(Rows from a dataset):
^^^^^^^^^^^^^^^^
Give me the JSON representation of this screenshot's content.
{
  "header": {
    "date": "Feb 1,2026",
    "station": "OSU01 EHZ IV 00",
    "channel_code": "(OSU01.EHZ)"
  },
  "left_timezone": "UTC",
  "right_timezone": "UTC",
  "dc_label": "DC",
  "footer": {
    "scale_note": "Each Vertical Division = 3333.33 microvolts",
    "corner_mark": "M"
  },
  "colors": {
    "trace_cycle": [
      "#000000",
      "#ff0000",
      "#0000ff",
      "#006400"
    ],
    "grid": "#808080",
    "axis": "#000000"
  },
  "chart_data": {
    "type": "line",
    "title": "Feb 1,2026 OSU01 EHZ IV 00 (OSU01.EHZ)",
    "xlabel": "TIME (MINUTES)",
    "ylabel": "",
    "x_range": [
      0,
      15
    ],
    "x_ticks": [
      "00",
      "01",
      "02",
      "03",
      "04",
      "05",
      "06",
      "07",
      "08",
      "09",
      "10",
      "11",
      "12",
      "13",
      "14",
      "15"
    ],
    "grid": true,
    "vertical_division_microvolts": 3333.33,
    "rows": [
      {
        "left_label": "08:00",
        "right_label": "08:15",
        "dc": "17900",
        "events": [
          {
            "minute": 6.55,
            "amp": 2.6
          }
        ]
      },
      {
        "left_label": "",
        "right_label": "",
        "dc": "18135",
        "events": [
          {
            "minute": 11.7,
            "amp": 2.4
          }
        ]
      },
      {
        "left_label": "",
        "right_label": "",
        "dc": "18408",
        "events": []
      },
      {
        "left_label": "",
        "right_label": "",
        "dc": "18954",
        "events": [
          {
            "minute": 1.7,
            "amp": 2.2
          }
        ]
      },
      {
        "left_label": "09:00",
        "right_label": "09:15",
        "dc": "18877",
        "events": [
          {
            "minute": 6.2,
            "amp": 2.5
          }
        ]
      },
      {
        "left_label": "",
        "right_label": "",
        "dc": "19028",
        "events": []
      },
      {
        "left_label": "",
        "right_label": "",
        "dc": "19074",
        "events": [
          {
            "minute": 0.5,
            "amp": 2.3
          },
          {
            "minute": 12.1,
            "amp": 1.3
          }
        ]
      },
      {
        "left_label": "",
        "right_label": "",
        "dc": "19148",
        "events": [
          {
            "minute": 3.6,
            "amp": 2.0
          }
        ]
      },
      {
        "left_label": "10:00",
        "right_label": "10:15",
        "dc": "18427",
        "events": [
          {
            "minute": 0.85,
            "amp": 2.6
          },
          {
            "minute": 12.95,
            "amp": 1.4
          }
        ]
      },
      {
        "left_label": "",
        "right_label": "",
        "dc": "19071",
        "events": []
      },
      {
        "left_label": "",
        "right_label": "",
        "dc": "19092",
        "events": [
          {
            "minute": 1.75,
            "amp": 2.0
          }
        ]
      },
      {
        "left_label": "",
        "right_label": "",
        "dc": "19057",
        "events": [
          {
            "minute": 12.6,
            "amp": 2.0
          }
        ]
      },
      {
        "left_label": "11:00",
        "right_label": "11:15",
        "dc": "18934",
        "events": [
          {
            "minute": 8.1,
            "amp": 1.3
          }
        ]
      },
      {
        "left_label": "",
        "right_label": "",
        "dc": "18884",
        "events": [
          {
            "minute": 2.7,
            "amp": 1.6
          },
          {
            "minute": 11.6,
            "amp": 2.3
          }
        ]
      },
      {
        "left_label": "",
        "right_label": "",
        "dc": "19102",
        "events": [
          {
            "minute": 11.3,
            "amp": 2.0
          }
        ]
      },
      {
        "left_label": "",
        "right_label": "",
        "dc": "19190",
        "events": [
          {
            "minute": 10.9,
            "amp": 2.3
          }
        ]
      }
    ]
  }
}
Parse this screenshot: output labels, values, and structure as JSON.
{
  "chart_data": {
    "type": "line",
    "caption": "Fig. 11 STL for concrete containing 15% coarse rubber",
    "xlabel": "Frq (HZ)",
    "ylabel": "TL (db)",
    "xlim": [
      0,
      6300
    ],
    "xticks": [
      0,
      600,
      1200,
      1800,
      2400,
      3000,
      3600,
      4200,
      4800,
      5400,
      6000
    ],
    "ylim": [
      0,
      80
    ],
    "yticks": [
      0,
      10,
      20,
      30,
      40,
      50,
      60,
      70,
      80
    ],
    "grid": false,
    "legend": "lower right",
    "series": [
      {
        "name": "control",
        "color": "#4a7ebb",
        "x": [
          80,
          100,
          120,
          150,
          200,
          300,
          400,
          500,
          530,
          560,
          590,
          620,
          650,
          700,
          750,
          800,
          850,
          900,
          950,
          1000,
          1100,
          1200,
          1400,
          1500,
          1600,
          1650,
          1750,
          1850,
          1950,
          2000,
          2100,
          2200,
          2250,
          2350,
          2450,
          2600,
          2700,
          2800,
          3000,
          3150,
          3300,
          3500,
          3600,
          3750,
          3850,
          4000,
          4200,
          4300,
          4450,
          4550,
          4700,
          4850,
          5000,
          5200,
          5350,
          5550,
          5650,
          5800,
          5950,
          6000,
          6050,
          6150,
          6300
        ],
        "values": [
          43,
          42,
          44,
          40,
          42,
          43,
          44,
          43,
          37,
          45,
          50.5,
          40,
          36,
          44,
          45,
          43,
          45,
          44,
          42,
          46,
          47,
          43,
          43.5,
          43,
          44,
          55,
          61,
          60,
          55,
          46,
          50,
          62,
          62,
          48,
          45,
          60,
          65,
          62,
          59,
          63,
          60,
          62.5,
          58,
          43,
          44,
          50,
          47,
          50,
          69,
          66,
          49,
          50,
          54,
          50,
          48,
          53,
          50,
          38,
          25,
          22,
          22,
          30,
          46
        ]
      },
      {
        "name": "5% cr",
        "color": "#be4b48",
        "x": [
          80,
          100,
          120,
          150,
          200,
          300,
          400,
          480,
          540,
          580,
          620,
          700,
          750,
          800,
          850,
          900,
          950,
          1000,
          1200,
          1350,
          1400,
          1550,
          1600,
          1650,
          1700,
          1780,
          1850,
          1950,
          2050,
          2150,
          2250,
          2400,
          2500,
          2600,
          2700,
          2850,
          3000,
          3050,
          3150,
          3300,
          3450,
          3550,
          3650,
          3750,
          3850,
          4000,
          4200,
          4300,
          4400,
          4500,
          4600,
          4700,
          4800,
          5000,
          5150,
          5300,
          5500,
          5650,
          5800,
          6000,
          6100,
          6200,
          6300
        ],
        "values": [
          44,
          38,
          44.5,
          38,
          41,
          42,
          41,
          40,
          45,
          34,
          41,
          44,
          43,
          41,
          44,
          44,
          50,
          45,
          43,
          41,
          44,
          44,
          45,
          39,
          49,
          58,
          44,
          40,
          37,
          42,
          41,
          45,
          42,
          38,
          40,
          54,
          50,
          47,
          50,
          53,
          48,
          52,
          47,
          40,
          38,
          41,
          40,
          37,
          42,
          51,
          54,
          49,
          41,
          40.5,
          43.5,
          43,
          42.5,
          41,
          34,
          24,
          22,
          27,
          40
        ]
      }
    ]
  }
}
^^^^^^^^^^^^^^^^
(What you should do):
Your task is to gather all lines from the entries above that hold the word "this".

(Task response):
Give me the JSON representation of this screenshot's content.
Parse this screenshot: output labels, values, and structure as JSON.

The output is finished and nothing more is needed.